_What you have to do_
Scan the lines below for the string "került" and copy every one that has it.

— START Exercise materials —

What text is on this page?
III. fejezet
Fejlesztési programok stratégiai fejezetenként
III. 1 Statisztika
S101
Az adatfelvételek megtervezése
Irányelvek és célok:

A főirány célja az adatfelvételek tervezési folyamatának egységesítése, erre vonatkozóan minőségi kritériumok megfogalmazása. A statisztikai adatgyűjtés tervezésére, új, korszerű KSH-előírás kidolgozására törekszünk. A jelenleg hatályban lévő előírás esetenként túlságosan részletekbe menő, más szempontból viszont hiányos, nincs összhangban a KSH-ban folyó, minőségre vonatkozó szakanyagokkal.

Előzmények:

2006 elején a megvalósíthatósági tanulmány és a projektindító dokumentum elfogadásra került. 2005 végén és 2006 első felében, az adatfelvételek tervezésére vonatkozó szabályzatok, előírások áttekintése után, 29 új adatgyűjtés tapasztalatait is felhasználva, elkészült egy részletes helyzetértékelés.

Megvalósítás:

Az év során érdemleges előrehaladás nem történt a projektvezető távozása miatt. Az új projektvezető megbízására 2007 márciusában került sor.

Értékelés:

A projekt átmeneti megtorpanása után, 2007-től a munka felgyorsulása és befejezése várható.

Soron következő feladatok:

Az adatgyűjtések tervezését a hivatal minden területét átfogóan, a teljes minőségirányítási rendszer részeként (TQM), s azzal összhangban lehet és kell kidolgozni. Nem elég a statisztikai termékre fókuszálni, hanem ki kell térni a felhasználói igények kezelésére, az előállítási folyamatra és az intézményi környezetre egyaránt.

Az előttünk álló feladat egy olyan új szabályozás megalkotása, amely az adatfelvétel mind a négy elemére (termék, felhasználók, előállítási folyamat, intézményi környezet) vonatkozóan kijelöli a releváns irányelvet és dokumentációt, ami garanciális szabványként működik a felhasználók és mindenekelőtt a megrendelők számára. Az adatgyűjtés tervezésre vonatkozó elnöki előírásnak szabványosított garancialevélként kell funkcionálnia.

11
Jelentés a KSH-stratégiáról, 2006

— END Exercise materials —

_Expected output_
2006 elején a megvalósíthatósági tanulmány és a projektindító dokumentum elfogadásra került. 2005 végén és 2006 első felében, az adatfelvételek tervezésére vonatkozó szabályzatok, előírások áttekintése után, 29 új adatgyűjtés tapasztalatait is felhasználva, elkészült egy részletes helyzetértékelés.
Az év során érdemleges előrehaladás nem történt a projektvezető távozása miatt. Az új projektvezető megbízására 2007 márciusában került sor.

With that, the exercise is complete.